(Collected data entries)
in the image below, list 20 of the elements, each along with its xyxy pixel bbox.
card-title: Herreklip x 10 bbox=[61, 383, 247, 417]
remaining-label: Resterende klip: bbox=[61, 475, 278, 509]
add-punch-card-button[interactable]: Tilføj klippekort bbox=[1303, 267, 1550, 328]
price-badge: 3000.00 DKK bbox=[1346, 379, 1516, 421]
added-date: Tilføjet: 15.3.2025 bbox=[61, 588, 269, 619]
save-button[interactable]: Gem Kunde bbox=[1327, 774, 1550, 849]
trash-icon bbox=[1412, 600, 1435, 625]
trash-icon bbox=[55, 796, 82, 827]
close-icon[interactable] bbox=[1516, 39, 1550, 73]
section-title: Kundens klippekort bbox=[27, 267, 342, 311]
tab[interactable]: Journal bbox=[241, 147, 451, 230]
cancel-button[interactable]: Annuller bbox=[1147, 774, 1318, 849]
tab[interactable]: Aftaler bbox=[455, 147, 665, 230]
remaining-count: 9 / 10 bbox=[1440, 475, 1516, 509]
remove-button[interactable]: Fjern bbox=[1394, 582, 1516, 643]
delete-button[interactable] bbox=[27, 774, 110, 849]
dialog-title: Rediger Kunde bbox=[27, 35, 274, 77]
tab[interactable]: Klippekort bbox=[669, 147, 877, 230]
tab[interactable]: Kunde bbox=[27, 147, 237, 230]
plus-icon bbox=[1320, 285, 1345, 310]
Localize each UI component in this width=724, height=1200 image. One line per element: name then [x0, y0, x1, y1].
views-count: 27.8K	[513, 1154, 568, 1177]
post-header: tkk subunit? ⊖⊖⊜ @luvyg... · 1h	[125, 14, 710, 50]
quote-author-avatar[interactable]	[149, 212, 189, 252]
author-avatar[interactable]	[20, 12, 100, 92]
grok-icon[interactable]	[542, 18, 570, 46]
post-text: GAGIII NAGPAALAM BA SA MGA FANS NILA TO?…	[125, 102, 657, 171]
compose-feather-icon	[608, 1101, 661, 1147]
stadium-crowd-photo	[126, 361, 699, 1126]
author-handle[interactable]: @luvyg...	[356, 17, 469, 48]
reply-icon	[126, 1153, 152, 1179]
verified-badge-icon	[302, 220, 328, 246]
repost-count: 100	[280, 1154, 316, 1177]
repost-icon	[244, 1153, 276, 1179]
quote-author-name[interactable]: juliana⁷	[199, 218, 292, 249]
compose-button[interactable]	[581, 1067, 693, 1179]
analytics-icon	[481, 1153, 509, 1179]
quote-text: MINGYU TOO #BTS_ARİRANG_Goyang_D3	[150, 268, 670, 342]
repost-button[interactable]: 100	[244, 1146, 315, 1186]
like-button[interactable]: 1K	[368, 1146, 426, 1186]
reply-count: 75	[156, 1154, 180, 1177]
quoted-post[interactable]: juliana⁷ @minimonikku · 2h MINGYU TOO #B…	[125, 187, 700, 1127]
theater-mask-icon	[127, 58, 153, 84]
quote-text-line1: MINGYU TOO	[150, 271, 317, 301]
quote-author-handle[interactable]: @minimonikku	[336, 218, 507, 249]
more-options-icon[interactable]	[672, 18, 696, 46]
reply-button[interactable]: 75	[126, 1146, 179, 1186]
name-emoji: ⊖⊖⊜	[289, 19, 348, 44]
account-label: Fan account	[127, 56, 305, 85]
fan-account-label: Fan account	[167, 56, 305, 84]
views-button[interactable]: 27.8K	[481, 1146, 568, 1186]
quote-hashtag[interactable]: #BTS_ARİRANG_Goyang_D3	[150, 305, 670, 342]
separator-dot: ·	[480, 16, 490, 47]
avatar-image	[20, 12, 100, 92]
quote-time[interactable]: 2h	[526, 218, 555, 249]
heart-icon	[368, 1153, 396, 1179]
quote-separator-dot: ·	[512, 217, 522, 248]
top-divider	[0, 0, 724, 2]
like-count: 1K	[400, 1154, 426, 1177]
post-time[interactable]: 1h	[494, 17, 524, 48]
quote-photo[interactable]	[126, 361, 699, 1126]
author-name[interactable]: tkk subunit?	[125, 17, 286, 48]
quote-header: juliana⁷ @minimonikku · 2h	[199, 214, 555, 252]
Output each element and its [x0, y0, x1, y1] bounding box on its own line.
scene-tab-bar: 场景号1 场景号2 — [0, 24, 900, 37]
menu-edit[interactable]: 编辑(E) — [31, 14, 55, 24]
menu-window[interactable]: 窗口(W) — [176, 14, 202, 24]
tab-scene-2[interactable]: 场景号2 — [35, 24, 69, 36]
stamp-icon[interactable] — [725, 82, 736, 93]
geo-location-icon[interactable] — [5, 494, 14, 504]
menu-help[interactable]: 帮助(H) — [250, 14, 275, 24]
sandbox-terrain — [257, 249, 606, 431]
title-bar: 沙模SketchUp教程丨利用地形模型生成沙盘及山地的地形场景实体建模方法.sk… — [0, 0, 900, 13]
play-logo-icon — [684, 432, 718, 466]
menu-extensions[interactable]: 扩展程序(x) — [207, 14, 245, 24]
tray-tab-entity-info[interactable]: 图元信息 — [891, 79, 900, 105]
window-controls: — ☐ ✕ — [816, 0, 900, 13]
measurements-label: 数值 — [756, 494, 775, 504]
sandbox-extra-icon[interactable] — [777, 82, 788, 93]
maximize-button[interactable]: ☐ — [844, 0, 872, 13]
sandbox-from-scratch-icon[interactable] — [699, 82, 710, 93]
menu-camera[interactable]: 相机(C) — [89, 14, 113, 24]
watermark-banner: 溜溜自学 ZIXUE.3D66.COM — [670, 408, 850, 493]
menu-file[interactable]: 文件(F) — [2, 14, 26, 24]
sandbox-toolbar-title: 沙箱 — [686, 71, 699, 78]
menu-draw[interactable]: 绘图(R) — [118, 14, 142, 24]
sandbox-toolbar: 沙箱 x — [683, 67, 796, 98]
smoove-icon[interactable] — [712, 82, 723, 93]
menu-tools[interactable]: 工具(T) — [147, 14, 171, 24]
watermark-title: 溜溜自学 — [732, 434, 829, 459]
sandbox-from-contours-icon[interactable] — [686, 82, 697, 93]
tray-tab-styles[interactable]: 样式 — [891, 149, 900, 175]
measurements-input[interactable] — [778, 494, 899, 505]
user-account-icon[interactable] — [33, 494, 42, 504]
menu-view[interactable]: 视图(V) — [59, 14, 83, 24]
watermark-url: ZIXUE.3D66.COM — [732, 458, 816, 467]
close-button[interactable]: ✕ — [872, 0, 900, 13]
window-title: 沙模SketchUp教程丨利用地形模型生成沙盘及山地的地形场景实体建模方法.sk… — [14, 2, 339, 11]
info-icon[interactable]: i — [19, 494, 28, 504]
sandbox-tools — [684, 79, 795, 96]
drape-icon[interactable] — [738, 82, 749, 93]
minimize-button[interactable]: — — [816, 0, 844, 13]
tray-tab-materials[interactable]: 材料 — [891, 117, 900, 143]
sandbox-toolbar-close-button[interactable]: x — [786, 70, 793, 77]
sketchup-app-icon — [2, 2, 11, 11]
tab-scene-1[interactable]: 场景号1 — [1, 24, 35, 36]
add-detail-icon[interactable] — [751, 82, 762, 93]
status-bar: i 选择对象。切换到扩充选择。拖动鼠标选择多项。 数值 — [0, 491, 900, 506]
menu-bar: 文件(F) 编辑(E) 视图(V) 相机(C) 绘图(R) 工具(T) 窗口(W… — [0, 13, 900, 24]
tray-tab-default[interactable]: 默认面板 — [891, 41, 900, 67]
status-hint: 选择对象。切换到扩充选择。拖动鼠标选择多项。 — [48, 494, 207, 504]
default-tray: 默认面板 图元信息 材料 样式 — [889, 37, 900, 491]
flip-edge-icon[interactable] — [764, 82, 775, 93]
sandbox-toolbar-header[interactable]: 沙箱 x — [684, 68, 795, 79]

REQUIREMENT
Arrange the part of the entries above that runs from the very first line through the line containing "section-title: Kundens klippekort", both ends included, as a numbered list with blank lines omitted.

OUTPUT
1. in the image below, list 20 of the elements, each along with its xyxy pixel bbox.
2. card-title: Herreklip x 10 bbox=[61, 383, 247, 417]
3. remaining-label: Resterende klip: bbox=[61, 475, 278, 509]
4. add-punch-card-button[interactable]: Tilføj klippekort bbox=[1303, 267, 1550, 328]
5. price-badge: 3000.00 DKK bbox=[1346, 379, 1516, 421]
6. added-date: Tilføjet: 15.3.2025 bbox=[61, 588, 269, 619]
7. save-button[interactable]: Gem Kunde bbox=[1327, 774, 1550, 849]
8. trash-icon bbox=[1412, 600, 1435, 625]
9. trash-icon bbox=[55, 796, 82, 827]
10. close-icon[interactable] bbox=[1516, 39, 1550, 73]
11. section-title: Kundens klippekort bbox=[27, 267, 342, 311]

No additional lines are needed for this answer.